State how many lines of the listing below include the word "this". Give only the number.

## BEGIN DATA ROWS

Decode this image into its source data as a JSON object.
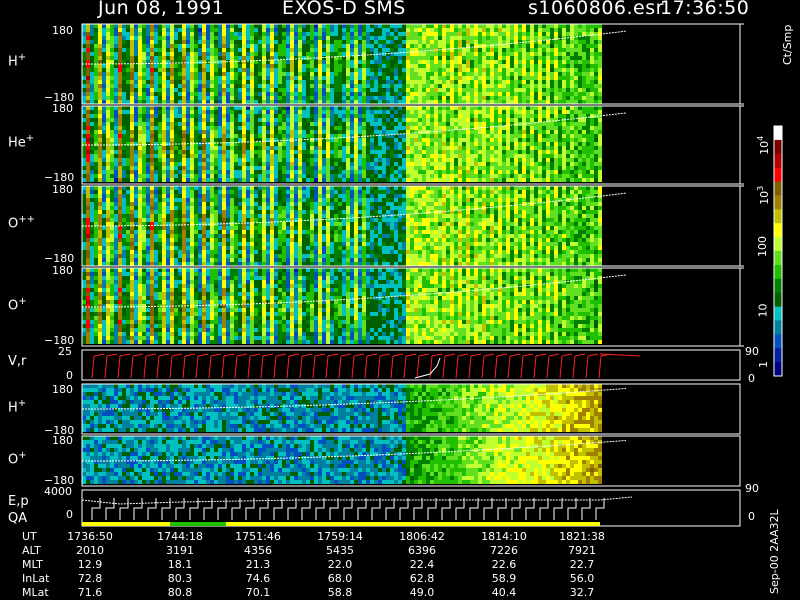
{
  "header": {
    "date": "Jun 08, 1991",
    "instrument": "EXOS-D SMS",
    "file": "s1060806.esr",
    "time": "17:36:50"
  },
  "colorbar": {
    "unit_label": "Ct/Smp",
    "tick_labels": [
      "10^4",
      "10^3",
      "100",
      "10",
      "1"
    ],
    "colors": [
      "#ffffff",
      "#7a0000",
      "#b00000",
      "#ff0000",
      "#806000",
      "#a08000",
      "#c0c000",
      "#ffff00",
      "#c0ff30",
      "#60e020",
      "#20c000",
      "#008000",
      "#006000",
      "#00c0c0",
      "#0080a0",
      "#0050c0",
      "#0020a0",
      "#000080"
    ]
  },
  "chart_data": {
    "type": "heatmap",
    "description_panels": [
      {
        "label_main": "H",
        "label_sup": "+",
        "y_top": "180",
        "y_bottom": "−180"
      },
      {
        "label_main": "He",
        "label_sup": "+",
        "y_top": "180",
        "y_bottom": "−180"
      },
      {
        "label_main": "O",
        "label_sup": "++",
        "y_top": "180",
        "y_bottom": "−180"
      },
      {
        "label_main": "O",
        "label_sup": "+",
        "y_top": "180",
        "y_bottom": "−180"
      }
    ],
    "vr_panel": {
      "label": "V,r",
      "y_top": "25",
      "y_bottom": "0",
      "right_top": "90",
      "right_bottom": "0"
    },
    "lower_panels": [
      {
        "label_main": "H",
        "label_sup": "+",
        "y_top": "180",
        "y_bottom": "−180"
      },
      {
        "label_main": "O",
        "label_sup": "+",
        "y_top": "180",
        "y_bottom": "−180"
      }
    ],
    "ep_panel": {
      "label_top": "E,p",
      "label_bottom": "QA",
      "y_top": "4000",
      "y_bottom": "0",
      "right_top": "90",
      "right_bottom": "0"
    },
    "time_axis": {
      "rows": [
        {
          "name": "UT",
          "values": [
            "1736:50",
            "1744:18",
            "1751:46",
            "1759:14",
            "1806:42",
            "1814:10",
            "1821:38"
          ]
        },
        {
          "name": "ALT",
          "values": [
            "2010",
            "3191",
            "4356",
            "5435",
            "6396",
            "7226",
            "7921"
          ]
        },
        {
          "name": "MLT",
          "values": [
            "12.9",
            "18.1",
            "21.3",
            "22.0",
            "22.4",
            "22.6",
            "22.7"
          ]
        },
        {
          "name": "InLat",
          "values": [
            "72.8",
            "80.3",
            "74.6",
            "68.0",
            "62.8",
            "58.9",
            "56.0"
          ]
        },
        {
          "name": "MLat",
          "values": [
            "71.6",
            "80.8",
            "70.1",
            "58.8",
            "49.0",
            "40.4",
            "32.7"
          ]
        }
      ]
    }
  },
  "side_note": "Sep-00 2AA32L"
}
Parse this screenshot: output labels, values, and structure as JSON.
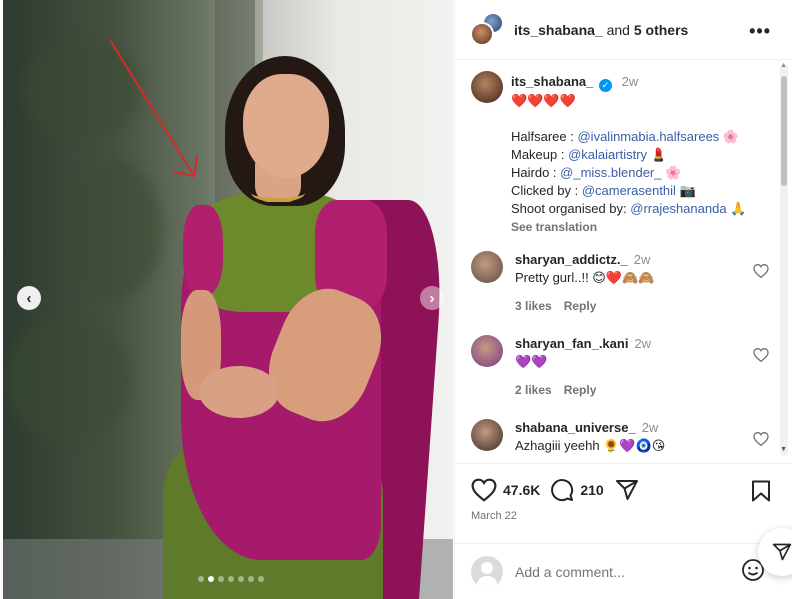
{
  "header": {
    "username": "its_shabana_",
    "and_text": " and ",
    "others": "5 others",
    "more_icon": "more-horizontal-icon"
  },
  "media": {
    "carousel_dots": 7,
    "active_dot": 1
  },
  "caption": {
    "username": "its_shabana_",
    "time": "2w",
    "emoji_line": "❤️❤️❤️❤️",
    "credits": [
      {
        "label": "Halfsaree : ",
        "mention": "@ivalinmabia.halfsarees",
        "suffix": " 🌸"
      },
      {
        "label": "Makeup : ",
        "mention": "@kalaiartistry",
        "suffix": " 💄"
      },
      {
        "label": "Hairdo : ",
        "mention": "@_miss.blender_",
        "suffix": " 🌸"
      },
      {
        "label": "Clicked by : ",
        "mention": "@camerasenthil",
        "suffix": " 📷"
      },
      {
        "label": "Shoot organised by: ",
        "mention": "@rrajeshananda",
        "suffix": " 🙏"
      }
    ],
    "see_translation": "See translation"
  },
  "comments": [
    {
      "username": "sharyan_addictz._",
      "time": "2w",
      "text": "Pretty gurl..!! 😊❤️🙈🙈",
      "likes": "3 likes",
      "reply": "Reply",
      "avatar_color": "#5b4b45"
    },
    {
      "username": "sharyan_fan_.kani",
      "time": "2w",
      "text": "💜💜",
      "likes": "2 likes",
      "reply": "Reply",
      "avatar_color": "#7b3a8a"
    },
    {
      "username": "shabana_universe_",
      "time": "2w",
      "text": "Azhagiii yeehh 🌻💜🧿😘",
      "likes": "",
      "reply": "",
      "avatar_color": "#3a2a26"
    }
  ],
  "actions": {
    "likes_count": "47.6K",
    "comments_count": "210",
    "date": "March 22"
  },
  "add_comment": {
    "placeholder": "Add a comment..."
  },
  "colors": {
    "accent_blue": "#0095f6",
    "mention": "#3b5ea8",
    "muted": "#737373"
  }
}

## END DATA ROWS
## BEGIN DATA ROWS

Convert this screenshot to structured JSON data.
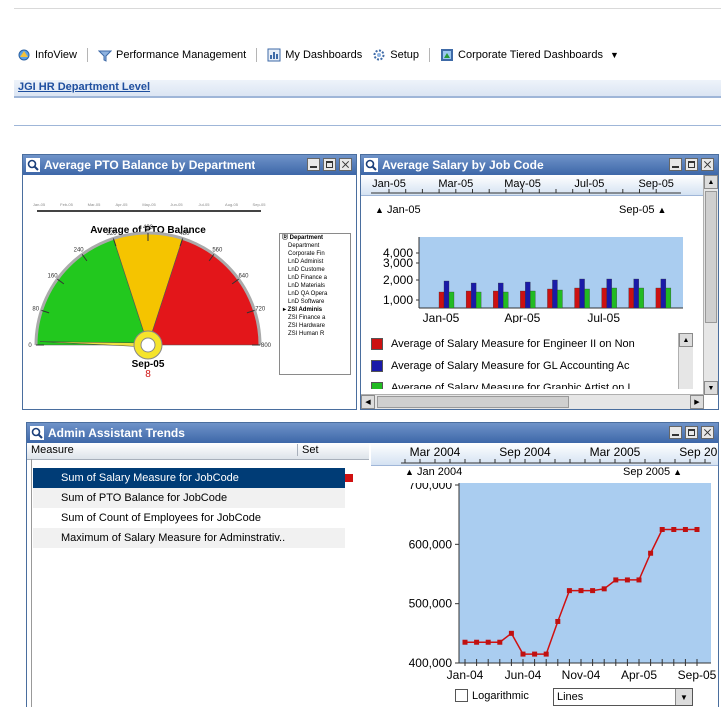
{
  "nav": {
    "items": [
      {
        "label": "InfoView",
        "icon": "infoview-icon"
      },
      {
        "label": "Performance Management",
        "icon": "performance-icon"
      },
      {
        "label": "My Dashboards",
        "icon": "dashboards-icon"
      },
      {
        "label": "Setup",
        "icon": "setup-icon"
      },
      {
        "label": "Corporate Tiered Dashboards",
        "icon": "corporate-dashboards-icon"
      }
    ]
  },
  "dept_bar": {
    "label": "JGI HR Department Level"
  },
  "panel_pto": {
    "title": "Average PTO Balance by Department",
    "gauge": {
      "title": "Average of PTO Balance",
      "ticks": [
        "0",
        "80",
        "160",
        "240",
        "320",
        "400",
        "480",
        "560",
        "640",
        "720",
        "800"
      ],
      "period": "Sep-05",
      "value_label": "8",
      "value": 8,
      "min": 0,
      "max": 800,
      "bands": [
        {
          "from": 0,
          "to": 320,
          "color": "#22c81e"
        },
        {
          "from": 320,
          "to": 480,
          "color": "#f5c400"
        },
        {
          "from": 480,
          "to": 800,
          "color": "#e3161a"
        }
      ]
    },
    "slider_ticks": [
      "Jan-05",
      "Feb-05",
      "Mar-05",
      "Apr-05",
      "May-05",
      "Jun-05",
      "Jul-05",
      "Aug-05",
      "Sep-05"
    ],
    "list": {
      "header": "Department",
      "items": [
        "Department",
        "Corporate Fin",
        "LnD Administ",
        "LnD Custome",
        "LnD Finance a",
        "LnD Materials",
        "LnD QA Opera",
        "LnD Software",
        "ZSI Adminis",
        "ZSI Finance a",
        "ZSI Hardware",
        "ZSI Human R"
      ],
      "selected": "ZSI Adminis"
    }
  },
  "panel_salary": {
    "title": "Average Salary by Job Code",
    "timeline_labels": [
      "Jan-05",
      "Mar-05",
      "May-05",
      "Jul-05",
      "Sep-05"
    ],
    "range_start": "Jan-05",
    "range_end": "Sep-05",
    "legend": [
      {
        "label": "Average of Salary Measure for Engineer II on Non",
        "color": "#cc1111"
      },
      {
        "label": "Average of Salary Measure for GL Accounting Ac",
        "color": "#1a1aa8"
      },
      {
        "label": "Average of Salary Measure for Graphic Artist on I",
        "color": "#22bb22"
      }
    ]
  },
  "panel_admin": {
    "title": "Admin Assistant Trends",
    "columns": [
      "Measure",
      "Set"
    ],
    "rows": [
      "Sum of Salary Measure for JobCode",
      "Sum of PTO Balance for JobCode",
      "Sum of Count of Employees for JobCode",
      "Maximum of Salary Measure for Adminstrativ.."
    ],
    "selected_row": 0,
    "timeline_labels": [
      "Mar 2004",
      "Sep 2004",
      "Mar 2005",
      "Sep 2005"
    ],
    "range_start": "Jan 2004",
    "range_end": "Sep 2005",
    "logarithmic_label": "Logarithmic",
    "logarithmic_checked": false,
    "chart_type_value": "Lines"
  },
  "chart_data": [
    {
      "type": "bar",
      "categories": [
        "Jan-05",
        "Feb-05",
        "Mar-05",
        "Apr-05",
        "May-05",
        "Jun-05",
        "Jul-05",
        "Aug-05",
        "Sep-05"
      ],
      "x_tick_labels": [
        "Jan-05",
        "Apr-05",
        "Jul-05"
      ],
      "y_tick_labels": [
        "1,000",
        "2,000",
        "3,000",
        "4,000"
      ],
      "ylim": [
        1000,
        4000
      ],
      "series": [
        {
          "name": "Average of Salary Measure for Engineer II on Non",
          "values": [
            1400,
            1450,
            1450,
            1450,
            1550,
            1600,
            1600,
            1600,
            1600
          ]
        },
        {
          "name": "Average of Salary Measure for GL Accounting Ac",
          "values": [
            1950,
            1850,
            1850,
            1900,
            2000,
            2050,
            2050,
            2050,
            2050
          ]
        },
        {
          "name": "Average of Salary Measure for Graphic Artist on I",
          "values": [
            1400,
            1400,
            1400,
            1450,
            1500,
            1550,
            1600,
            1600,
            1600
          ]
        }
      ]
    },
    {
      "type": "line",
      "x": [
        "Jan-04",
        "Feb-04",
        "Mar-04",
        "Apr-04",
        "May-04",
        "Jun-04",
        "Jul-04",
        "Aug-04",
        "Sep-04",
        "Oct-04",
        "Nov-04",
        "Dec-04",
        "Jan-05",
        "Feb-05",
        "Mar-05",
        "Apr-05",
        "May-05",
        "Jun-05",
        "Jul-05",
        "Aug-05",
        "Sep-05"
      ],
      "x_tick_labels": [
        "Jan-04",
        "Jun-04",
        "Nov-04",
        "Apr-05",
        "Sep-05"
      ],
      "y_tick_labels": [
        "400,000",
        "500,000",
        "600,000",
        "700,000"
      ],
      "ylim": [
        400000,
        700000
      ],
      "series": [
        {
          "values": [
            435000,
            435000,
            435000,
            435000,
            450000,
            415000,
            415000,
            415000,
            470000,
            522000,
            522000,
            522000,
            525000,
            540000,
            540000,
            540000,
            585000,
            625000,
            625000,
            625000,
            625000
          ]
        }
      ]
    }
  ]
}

## END DATA ROWS
## BEGIN DATA ROWS

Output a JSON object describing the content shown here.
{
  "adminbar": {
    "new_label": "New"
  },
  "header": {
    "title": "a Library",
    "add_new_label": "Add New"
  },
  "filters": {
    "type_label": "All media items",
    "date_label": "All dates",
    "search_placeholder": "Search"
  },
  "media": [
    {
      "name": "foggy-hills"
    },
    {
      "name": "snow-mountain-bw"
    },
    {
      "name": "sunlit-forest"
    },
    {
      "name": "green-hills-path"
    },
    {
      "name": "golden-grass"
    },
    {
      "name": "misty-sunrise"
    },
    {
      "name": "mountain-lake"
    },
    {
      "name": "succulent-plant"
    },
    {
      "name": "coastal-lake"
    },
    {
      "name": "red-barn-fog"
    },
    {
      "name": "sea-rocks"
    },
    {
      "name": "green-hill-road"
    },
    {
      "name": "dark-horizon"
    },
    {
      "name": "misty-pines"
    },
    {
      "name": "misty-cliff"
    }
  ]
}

## END DATA ROWS

■ **OUTPUT OF THE TASK**: 3